Determine the number of lines that contain the word "background", then state that number and nothing more.

-- Begin RECORD SET --

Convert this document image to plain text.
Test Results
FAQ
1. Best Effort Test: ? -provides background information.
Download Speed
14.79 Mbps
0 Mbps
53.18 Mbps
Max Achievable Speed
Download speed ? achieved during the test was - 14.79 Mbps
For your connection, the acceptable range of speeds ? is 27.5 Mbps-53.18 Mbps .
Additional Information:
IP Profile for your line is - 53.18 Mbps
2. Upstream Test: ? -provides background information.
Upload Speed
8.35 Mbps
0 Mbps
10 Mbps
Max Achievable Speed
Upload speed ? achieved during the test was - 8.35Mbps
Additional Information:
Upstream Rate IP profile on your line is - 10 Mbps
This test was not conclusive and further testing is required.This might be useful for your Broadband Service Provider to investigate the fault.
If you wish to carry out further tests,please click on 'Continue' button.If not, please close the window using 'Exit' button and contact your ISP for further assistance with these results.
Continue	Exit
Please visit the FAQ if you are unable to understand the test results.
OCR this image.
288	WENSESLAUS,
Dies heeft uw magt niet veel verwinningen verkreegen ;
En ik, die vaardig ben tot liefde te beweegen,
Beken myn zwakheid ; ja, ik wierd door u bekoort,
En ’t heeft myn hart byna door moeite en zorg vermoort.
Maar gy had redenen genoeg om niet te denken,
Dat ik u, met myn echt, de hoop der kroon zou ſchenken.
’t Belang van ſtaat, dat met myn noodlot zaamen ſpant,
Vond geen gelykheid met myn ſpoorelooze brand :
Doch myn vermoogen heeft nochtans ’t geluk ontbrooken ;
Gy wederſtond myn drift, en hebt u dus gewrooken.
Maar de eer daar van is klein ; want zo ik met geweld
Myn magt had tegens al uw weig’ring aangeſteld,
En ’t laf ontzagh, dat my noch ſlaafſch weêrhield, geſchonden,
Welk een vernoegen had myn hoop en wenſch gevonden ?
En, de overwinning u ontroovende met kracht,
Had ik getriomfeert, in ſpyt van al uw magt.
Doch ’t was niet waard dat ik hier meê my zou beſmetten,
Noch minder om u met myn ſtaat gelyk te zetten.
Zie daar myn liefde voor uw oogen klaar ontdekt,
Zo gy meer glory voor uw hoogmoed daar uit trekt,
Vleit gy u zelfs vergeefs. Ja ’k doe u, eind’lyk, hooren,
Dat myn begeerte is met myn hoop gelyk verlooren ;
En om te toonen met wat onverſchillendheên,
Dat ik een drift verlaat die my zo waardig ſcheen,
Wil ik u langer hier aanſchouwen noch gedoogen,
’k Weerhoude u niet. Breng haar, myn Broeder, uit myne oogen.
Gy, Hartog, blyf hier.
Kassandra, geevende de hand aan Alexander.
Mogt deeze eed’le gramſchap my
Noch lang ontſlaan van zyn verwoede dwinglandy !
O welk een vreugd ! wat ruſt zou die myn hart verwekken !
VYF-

-- End RECORD SET --

TASK SOLUTION
2